*TASK STATEMENT*: Copy out all lines in the data below containing the string "Oblacnost".

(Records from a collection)
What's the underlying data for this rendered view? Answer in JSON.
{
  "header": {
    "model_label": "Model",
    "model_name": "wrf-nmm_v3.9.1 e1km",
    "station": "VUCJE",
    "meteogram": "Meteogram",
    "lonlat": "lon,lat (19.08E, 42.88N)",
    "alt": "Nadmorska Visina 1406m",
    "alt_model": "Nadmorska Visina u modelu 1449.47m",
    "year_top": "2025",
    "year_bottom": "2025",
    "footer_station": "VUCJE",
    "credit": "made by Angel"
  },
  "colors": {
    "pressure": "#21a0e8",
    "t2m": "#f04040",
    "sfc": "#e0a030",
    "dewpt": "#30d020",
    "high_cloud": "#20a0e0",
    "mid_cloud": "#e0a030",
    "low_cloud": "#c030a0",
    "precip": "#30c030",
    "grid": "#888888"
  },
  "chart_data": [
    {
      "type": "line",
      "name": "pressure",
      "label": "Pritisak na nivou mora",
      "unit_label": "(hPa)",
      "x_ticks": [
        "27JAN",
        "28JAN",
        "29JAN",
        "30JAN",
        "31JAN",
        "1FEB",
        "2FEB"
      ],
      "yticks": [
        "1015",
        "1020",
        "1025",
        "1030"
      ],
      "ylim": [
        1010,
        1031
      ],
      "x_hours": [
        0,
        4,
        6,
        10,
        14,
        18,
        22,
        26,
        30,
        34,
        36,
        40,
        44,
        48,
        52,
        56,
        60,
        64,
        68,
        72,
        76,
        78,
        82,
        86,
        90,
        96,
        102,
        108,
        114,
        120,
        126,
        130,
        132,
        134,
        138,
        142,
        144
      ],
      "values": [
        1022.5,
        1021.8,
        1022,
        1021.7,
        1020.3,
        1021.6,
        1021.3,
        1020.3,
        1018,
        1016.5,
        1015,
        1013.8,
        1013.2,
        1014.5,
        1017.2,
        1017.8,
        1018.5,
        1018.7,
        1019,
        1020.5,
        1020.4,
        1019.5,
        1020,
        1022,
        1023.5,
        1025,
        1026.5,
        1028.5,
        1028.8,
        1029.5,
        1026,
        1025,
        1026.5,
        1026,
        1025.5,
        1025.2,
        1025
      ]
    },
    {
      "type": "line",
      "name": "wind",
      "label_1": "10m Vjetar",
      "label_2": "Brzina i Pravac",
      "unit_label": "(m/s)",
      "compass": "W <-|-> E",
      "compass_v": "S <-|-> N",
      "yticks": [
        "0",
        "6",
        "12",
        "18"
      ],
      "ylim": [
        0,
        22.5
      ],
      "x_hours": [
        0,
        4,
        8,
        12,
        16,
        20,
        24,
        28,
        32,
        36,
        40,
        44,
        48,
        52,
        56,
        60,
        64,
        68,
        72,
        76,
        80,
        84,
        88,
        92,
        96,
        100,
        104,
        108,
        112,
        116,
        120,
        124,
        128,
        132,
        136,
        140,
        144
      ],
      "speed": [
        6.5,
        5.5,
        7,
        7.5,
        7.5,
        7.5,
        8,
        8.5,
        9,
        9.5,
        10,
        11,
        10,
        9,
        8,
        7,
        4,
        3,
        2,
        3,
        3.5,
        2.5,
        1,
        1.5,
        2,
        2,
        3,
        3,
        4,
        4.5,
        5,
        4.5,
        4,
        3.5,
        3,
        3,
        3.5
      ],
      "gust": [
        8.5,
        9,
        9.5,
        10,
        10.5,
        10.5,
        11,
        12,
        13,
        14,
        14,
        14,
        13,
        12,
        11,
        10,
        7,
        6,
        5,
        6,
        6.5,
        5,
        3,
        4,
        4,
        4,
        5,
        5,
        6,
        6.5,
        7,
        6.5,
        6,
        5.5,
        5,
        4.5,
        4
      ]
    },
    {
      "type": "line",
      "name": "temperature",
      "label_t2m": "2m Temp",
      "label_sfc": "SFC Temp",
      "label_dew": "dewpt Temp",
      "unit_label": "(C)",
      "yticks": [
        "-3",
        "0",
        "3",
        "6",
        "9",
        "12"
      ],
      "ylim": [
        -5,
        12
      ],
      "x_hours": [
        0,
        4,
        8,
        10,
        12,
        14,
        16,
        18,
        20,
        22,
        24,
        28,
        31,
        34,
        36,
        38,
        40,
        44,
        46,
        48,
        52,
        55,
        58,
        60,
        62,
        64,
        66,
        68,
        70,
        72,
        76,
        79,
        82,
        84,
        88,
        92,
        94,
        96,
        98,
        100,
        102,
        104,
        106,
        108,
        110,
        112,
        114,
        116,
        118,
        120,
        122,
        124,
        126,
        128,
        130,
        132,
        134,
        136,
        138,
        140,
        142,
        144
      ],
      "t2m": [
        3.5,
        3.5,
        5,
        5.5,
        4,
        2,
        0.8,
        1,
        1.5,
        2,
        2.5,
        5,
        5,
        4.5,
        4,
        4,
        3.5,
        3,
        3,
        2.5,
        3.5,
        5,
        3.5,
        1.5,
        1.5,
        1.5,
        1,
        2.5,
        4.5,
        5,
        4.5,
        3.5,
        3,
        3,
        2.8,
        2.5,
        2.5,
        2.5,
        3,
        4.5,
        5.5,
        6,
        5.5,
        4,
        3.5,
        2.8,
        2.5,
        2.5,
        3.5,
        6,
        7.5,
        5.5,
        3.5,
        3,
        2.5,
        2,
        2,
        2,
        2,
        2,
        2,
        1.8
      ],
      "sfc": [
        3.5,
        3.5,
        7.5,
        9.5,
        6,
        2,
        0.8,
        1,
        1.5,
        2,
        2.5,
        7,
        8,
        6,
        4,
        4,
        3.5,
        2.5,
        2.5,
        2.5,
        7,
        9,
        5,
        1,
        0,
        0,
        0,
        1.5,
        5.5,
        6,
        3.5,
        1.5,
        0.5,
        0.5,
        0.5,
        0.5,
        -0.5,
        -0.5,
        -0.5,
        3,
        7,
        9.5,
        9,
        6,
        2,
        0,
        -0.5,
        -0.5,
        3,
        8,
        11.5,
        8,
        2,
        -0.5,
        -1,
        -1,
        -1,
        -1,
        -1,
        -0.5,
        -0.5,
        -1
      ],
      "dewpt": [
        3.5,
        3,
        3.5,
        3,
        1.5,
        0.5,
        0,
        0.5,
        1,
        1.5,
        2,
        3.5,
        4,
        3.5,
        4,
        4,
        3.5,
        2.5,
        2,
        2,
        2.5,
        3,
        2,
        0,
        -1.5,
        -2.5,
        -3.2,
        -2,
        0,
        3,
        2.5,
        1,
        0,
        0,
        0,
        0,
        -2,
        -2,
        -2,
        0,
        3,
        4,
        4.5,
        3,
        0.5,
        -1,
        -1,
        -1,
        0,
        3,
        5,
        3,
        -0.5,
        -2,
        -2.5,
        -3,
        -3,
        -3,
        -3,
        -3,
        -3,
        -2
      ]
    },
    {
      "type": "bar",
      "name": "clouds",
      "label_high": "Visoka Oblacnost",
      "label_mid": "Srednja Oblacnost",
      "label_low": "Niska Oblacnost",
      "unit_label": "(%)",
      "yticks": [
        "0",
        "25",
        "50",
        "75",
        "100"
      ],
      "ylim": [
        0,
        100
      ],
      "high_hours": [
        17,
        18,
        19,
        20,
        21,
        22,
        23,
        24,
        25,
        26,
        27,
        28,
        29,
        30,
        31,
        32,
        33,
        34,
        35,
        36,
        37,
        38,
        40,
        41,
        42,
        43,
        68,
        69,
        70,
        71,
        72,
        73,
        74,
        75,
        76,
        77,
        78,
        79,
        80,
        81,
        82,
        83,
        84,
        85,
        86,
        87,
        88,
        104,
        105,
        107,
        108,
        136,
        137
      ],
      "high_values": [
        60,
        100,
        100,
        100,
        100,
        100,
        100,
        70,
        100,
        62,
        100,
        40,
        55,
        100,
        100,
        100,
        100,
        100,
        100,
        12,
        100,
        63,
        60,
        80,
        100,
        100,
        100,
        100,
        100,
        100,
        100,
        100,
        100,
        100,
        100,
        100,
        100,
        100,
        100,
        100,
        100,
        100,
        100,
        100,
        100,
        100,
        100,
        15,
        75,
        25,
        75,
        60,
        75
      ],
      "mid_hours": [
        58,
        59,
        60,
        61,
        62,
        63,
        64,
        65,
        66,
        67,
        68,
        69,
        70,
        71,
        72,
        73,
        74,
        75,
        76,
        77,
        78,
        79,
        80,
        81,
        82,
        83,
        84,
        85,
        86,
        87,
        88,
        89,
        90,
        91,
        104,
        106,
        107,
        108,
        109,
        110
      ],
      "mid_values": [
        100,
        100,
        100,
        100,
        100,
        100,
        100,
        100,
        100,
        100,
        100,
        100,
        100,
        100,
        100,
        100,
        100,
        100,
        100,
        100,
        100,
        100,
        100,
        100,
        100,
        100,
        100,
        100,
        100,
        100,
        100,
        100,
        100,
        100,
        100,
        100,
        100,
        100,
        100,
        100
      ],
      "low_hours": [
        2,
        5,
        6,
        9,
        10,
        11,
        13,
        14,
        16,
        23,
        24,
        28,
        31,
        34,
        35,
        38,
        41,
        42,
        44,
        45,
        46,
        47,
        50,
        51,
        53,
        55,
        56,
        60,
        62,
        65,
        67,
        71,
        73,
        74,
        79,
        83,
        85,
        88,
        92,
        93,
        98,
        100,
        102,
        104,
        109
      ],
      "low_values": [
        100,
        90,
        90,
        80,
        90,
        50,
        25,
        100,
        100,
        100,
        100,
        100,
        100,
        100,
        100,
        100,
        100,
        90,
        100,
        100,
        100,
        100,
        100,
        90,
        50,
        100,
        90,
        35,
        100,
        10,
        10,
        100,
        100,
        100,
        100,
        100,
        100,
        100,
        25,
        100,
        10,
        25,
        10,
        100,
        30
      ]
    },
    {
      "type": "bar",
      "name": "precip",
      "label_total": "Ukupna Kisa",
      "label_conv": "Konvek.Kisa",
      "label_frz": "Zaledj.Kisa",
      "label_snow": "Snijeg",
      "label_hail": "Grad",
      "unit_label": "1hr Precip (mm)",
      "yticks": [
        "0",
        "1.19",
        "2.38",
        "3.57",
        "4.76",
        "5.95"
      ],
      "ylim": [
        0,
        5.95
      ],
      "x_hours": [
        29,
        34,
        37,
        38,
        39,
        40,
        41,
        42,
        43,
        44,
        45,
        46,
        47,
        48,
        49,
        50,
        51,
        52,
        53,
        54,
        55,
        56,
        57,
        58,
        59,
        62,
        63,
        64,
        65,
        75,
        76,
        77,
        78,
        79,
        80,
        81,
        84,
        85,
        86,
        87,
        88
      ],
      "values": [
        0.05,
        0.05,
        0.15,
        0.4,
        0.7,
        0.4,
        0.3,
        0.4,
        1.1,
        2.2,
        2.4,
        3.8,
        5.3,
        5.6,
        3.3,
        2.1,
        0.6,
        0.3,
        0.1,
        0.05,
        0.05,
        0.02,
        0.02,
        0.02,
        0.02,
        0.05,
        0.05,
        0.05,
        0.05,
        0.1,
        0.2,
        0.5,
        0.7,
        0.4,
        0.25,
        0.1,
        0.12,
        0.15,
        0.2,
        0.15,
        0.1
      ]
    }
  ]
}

*EXERCISE RESPONSE*:
      "label_high": "Visoka Oblacnost",
      "label_mid": "Srednja Oblacnost",
      "label_low": "Niska Oblacnost",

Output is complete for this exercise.